Give the number of lines containing the word "this" and nothing more.

## Listed records
•••••
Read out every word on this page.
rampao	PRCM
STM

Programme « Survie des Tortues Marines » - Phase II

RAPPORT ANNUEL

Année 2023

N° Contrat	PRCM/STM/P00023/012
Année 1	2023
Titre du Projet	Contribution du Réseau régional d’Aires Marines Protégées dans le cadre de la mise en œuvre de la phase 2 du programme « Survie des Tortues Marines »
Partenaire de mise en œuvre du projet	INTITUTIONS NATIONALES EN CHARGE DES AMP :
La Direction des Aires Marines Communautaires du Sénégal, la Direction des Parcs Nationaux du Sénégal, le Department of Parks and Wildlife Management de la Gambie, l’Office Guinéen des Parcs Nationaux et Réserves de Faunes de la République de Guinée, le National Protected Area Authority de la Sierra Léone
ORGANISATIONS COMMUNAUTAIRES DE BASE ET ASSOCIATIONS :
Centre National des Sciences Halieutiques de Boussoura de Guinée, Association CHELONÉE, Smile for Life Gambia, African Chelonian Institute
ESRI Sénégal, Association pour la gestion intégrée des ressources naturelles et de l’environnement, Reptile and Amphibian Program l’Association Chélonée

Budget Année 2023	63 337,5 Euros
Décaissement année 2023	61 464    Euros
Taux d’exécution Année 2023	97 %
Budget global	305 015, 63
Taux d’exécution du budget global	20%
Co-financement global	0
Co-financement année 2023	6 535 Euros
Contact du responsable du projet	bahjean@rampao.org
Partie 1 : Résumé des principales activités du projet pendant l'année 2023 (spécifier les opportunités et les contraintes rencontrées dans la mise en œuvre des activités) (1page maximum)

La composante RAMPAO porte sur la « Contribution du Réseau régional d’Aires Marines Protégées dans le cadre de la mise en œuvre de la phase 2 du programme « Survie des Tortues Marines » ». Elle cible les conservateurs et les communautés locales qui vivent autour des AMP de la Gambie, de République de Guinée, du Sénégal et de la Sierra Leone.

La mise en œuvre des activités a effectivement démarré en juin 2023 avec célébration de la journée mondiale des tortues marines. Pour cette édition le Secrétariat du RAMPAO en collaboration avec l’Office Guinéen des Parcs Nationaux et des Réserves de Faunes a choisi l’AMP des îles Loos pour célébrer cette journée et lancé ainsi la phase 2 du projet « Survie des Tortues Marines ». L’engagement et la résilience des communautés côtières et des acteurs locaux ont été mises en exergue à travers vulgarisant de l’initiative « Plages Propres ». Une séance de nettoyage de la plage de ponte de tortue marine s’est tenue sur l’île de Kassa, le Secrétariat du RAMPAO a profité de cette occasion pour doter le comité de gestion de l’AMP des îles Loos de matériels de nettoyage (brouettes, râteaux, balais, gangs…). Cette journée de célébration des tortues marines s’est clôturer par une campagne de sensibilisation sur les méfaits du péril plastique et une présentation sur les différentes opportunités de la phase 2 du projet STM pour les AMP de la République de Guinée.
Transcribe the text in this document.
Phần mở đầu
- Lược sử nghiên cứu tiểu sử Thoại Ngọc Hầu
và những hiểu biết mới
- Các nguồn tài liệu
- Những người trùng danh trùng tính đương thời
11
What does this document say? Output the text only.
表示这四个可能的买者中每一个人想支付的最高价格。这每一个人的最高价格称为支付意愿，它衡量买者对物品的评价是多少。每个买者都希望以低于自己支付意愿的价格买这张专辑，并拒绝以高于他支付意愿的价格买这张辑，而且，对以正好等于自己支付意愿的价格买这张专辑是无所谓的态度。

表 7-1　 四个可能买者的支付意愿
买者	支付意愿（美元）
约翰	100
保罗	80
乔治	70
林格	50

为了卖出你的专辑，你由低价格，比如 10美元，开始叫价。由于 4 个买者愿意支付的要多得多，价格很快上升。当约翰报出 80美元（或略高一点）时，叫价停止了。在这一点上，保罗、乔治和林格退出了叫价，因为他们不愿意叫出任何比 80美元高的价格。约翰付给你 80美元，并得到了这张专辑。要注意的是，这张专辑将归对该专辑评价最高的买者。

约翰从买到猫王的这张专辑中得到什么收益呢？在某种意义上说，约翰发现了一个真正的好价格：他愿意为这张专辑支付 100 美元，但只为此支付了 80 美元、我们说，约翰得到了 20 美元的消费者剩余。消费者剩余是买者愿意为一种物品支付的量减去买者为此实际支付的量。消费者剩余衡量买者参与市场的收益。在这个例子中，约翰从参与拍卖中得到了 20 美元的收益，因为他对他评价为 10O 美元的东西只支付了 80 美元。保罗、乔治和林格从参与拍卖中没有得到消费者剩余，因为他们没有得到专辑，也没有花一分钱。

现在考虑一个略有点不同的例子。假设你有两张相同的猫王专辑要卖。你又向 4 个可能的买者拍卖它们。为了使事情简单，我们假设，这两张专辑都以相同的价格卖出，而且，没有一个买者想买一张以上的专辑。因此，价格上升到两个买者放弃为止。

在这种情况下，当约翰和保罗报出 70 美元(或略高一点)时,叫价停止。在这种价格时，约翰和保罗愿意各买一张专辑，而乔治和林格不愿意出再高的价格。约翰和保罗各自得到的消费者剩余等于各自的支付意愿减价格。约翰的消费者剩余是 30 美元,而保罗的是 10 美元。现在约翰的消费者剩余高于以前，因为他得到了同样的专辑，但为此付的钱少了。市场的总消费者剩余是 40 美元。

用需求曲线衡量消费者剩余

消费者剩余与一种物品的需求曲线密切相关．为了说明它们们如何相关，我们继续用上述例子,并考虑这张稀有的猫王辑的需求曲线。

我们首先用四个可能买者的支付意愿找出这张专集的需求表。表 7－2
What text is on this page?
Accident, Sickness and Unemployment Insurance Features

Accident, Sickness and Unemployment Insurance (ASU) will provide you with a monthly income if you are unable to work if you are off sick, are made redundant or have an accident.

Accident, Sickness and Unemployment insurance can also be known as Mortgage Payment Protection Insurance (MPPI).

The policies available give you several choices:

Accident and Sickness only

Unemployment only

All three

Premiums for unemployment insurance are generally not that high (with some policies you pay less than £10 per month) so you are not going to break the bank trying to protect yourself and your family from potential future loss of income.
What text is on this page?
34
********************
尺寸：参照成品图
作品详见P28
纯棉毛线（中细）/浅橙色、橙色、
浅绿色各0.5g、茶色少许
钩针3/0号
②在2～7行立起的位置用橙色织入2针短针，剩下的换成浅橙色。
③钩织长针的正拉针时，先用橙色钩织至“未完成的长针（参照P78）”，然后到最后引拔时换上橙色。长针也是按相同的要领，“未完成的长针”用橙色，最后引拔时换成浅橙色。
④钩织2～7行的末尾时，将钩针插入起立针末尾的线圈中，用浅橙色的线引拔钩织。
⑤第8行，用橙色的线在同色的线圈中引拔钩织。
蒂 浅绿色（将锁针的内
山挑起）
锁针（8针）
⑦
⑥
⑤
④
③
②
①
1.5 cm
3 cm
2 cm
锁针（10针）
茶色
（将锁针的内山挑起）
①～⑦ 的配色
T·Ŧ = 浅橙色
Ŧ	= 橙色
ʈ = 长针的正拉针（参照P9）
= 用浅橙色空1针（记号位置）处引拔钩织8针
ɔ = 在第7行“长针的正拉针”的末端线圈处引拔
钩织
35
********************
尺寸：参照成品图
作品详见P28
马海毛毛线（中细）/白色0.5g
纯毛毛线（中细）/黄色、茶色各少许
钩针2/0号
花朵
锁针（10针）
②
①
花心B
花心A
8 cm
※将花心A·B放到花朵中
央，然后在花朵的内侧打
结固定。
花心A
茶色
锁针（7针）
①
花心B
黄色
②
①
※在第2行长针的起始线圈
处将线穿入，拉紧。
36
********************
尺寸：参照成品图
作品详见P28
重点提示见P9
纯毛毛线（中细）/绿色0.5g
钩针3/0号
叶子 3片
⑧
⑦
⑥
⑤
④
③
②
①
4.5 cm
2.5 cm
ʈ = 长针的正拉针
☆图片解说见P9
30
•••••
## Expected output
5